Saved entries:
# # # # # # #
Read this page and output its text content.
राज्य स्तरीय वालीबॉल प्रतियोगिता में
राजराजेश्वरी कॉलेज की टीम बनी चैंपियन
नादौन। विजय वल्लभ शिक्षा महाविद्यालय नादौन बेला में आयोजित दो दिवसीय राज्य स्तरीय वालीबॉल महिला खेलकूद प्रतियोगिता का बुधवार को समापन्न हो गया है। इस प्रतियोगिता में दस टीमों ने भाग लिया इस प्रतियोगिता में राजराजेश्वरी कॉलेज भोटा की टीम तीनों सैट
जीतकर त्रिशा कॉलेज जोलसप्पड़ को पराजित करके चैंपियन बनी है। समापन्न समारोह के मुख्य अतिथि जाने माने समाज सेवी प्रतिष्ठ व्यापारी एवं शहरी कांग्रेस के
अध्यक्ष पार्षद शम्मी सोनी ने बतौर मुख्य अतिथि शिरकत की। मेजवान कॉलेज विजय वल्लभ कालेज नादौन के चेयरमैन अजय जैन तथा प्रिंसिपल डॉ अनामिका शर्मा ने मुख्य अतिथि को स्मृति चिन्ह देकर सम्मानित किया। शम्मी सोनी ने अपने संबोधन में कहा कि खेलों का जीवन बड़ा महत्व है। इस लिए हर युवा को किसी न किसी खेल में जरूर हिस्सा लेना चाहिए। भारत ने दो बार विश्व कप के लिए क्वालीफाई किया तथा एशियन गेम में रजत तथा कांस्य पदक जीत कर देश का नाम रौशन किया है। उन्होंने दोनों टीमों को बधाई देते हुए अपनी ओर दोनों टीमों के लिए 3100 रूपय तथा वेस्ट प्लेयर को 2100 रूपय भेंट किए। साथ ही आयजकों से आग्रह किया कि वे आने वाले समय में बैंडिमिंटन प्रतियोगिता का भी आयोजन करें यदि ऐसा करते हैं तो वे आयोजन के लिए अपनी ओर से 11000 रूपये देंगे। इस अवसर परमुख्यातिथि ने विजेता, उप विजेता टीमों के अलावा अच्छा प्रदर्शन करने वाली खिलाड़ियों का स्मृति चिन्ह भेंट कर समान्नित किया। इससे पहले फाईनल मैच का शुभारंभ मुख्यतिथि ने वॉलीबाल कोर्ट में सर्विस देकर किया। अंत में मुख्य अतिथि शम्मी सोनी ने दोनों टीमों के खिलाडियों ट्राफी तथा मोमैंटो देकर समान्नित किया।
# # # # # # #
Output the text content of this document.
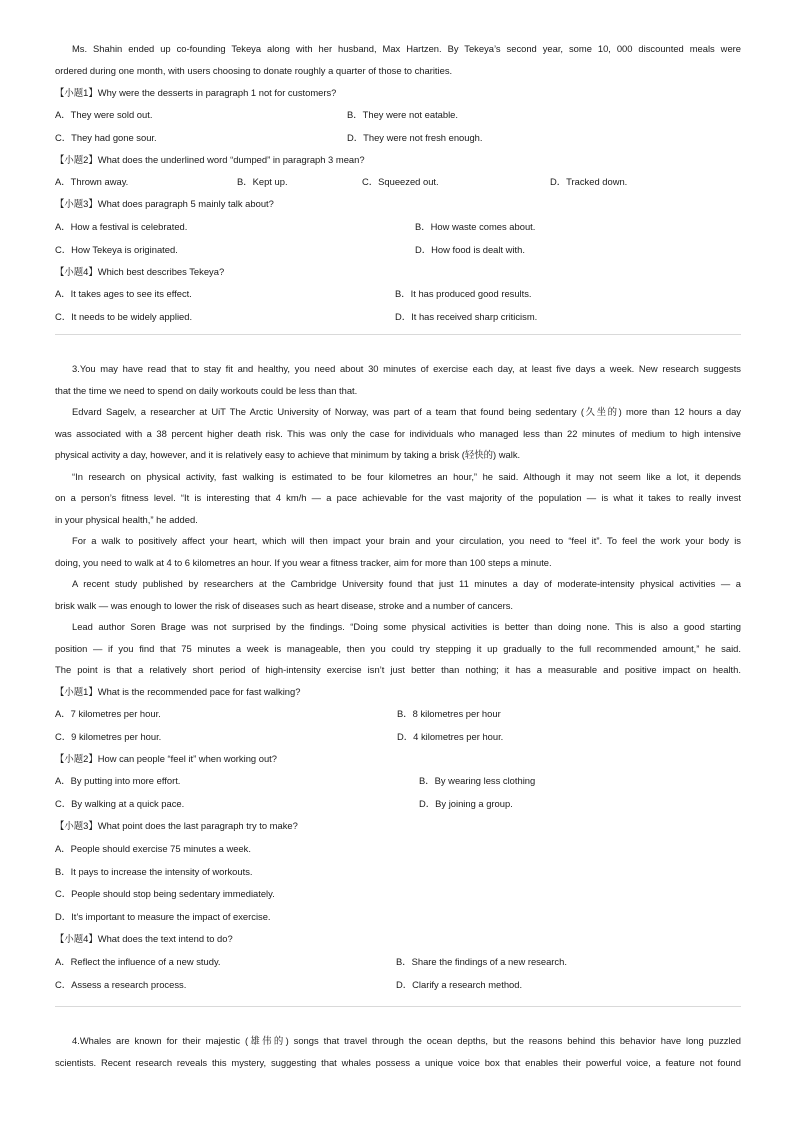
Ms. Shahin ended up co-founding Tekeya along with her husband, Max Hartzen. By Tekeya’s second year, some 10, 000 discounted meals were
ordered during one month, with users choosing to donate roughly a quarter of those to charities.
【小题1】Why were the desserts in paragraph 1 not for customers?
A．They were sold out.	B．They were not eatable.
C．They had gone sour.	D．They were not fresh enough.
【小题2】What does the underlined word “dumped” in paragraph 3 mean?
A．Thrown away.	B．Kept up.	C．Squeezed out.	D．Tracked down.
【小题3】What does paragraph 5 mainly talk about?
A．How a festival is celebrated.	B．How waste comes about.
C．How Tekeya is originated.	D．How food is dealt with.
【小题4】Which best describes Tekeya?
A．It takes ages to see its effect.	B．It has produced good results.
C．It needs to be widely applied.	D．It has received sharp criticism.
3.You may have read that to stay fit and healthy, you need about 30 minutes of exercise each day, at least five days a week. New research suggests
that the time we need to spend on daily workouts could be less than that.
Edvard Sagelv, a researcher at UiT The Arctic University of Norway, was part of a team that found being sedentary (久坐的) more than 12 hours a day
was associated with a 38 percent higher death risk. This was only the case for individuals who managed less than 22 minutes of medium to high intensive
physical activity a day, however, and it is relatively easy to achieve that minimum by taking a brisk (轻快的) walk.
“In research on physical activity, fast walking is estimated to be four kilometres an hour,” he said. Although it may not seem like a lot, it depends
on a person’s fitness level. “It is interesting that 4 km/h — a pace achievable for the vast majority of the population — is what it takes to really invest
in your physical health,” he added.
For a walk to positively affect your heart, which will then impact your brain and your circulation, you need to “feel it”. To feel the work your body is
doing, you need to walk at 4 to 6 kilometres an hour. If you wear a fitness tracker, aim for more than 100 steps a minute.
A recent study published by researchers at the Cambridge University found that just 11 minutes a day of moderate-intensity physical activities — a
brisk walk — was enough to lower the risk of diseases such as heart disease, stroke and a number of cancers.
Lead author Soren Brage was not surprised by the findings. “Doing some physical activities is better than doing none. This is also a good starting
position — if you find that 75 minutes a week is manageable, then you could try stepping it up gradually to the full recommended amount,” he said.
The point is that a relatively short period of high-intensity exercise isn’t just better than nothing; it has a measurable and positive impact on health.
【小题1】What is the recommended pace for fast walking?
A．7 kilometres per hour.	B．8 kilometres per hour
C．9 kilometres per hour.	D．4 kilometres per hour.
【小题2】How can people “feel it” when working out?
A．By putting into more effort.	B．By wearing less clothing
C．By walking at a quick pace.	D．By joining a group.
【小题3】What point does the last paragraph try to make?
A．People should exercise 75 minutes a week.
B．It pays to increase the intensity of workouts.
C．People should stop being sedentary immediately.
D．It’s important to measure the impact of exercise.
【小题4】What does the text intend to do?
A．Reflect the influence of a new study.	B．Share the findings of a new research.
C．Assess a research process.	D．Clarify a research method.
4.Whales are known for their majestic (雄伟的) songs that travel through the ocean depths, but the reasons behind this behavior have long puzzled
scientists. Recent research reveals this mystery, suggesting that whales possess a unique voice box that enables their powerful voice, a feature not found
# # # # # # #
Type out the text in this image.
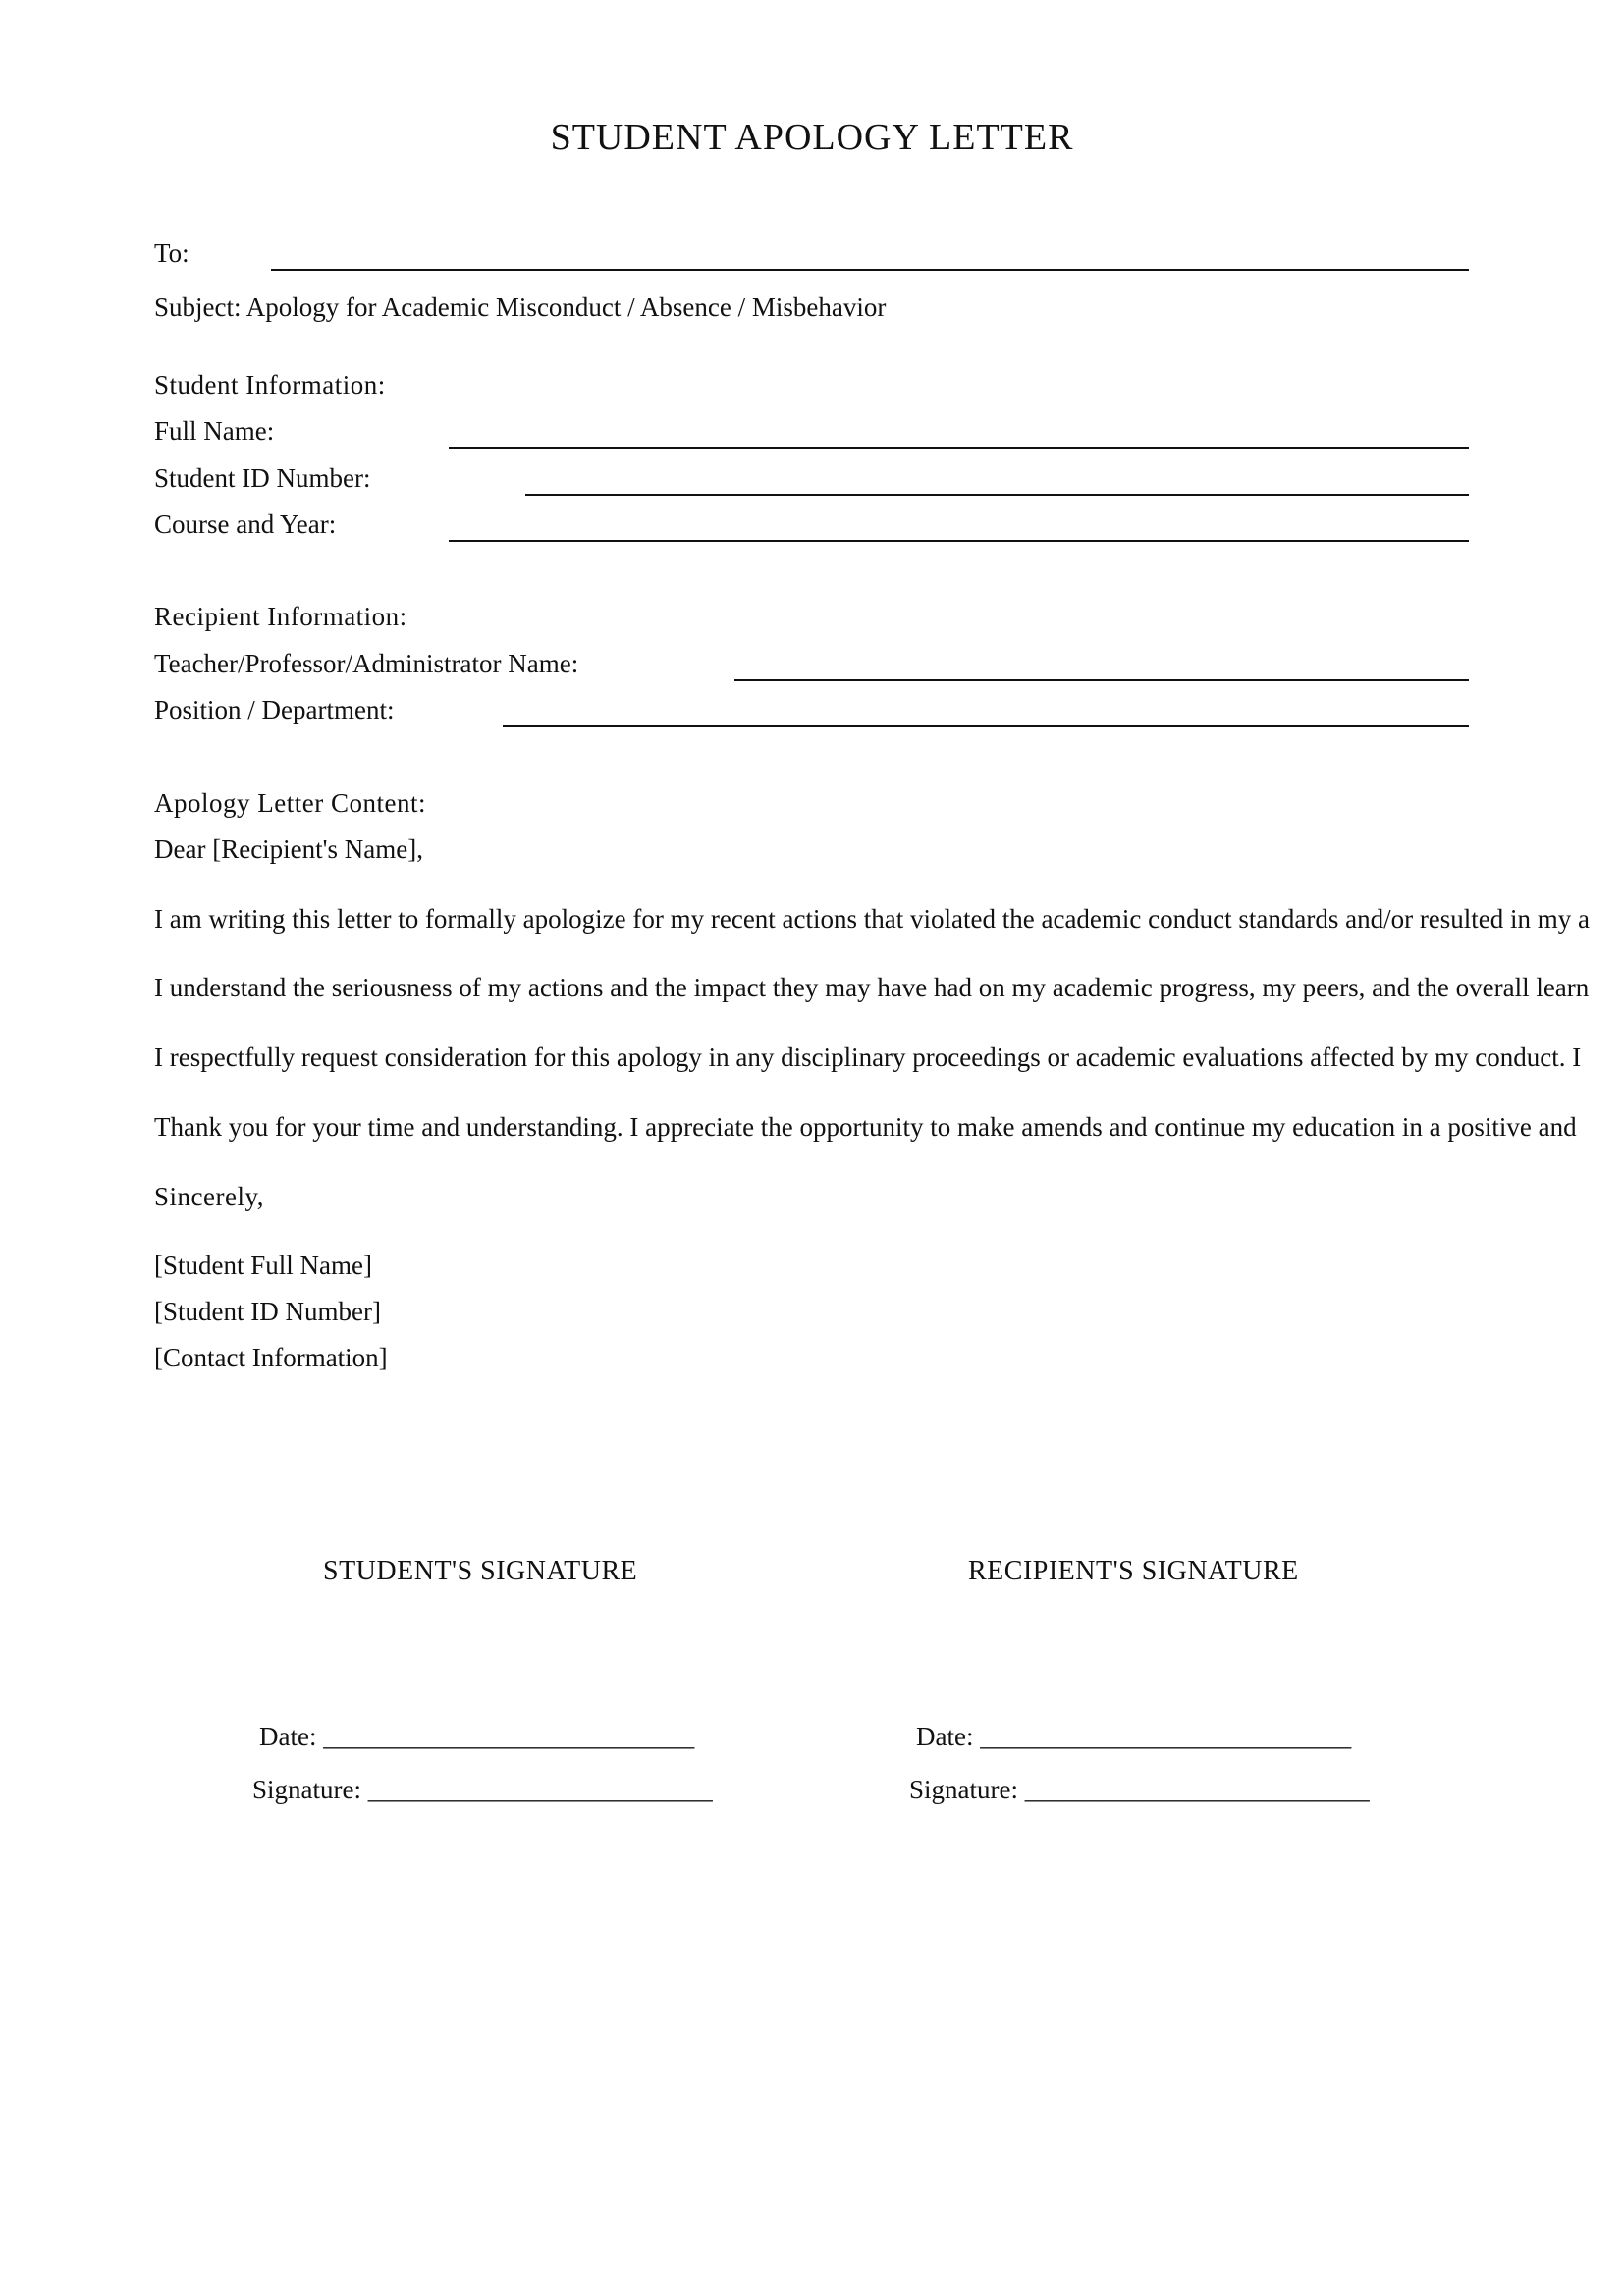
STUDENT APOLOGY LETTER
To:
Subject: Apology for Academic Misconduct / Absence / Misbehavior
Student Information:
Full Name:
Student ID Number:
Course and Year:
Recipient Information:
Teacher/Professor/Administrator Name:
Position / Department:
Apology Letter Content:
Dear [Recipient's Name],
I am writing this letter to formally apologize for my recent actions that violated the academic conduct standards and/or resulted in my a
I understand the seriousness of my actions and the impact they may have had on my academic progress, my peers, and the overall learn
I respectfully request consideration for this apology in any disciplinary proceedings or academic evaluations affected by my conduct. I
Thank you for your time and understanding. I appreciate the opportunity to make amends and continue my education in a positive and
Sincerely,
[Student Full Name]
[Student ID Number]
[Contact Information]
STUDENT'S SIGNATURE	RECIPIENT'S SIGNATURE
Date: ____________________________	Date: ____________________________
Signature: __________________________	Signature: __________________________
# # # # # # #
WORK TO DO: Gather each line from the listing above that holds "your".

SOLUTION TO THIS PROBLEM:
in your physical health,” he added.
For a walk to positively affect your heart, which will then impact your brain and your circulation, you need to “feel it”. To feel the work your body is
Thank you for your time and understanding. I appreciate the opportunity to make amends and continue my education in a positive and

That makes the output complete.